╔══

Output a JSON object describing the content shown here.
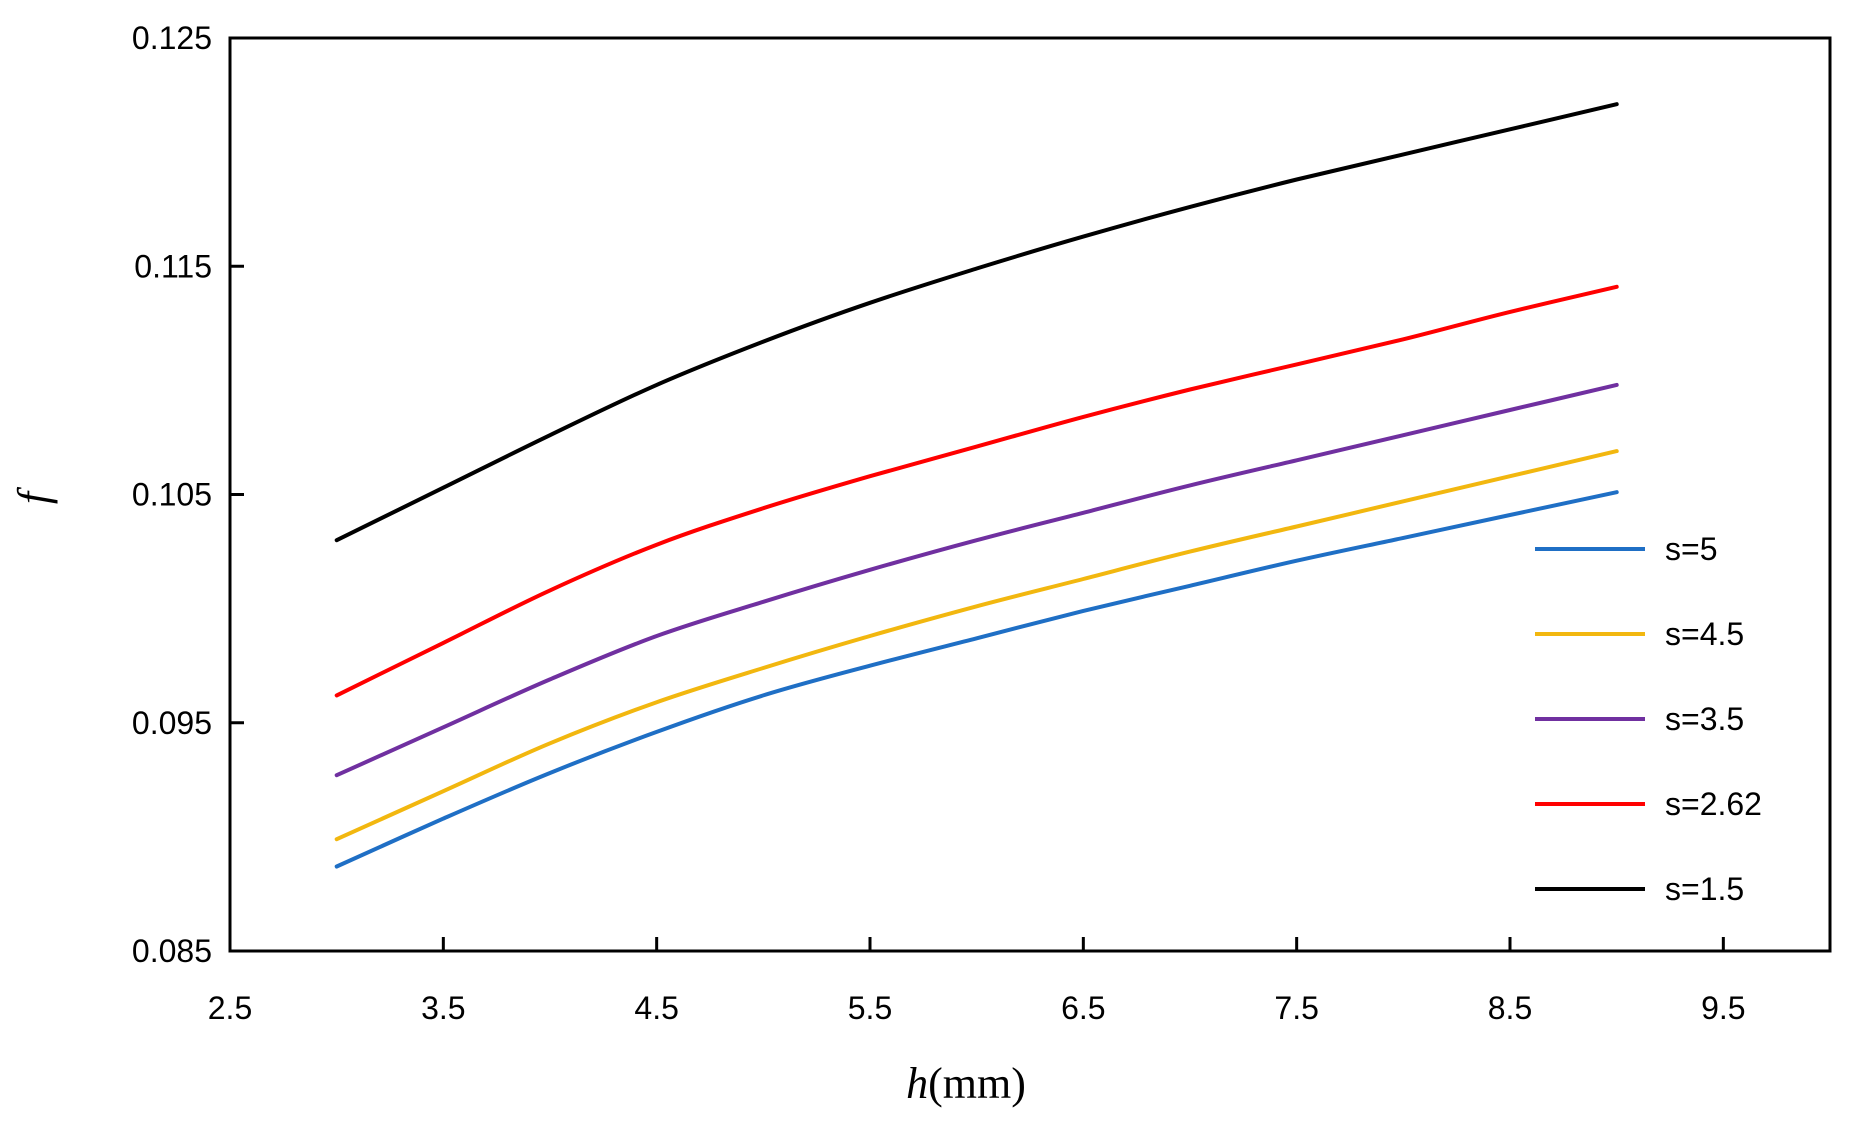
{
  "chart_data": {
    "type": "line",
    "title": "",
    "xlabel": {
      "italic": "h",
      "unit": "(mm)"
    },
    "ylabel": "f",
    "xlim": [
      2.5,
      10.0
    ],
    "ylim": [
      0.085,
      0.125
    ],
    "xticks": [
      2.5,
      3.5,
      4.5,
      5.5,
      6.5,
      7.5,
      8.5,
      9.5
    ],
    "xtick_labels": [
      "2.5",
      "3.5",
      "4.5",
      "5.5",
      "6.5",
      "7.5",
      "8.5",
      "9.5"
    ],
    "yticks": [
      0.085,
      0.095,
      0.105,
      0.115,
      0.125
    ],
    "ytick_labels": [
      "0.085",
      "0.095",
      "0.105",
      "0.115",
      "0.125"
    ],
    "grid": false,
    "legend_position": "right",
    "x": [
      3,
      3.5,
      4,
      4.5,
      5,
      5.5,
      6,
      6.5,
      7,
      7.5,
      8,
      8.5,
      9
    ],
    "series": [
      {
        "name": "s=5",
        "color": "#1f6fc5",
        "values": [
          0.0887,
          0.0908,
          0.0928,
          0.0946,
          0.0962,
          0.0975,
          0.0987,
          0.0999,
          0.101,
          0.1021,
          0.1031,
          0.1041,
          0.1051
        ]
      },
      {
        "name": "s=4.5",
        "color": "#f2b70f",
        "values": [
          0.0899,
          0.092,
          0.0941,
          0.0959,
          0.0974,
          0.0988,
          0.1001,
          0.1013,
          0.1025,
          0.1036,
          0.1047,
          0.1058,
          0.1069
        ]
      },
      {
        "name": "s=3.5",
        "color": "#7030a0",
        "values": [
          0.0927,
          0.0948,
          0.0969,
          0.0988,
          0.1003,
          0.1017,
          0.103,
          0.1042,
          0.1054,
          0.1065,
          0.1076,
          0.1087,
          0.1098
        ]
      },
      {
        "name": "s=2.62",
        "color": "#ff0000",
        "values": [
          0.0962,
          0.0985,
          0.1008,
          0.1028,
          0.1044,
          0.1058,
          0.1071,
          0.1084,
          0.1096,
          0.1107,
          0.1118,
          0.113,
          0.1141
        ]
      },
      {
        "name": "s=1.5",
        "color": "#000000",
        "values": [
          0.103,
          0.1053,
          0.1076,
          0.1098,
          0.1117,
          0.1134,
          0.1149,
          0.1163,
          0.1176,
          0.1188,
          0.1199,
          0.121,
          0.1221
        ]
      }
    ]
  }
}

╚══

PROBLEM REQUIREMENTS: Transcribe the material as is, with images omitted.

TASK ANSWER:
Output a JSON object describing the content shown here.
{
  "chart_data": {
    "type": "line",
    "title": "",
    "xlabel": {
      "italic": "h",
      "unit": "(mm)"
    },
    "ylabel": "f",
    "xlim": [
      2.5,
      10.0
    ],
    "ylim": [
      0.085,
      0.125
    ],
    "xticks": [
      2.5,
      3.5,
      4.5,
      5.5,
      6.5,
      7.5,
      8.5,
      9.5
    ],
    "xtick_labels": [
      "2.5",
      "3.5",
      "4.5",
      "5.5",
      "6.5",
      "7.5",
      "8.5",
      "9.5"
    ],
    "yticks": [
      0.085,
      0.095,
      0.105,
      0.115,
      0.125
    ],
    "ytick_labels": [
      "0.085",
      "0.095",
      "0.105",
      "0.115",
      "0.125"
    ],
    "grid": false,
    "legend_position": "right",
    "x": [
      3,
      3.5,
      4,
      4.5,
      5,
      5.5,
      6,
      6.5,
      7,
      7.5,
      8,
      8.5,
      9
    ],
    "series": [
      {
        "name": "s=5",
        "color": "#1f6fc5",
        "values": [
          0.0887,
          0.0908,
          0.0928,
          0.0946,
          0.0962,
          0.0975,
          0.0987,
          0.0999,
          0.101,
          0.1021,
          0.1031,
          0.1041,
          0.1051
        ]
      },
      {
        "name": "s=4.5",
        "color": "#f2b70f",
        "values": [
          0.0899,
          0.092,
          0.0941,
          0.0959,
          0.0974,
          0.0988,
          0.1001,
          0.1013,
          0.1025,
          0.1036,
          0.1047,
          0.1058,
          0.1069
        ]
      },
      {
        "name": "s=3.5",
        "color": "#7030a0",
        "values": [
          0.0927,
          0.0948,
          0.0969,
          0.0988,
          0.1003,
          0.1017,
          0.103,
          0.1042,
          0.1054,
          0.1065,
          0.1076,
          0.1087,
          0.1098
        ]
      },
      {
        "name": "s=2.62",
        "color": "#ff0000",
        "values": [
          0.0962,
          0.0985,
          0.1008,
          0.1028,
          0.1044,
          0.1058,
          0.1071,
          0.1084,
          0.1096,
          0.1107,
          0.1118,
          0.113,
          0.1141
        ]
      },
      {
        "name": "s=1.5",
        "color": "#000000",
        "values": [
          0.103,
          0.1053,
          0.1076,
          0.1098,
          0.1117,
          0.1134,
          0.1149,
          0.1163,
          0.1176,
          0.1188,
          0.1199,
          0.121,
          0.1221
        ]
      }
    ]
  }
}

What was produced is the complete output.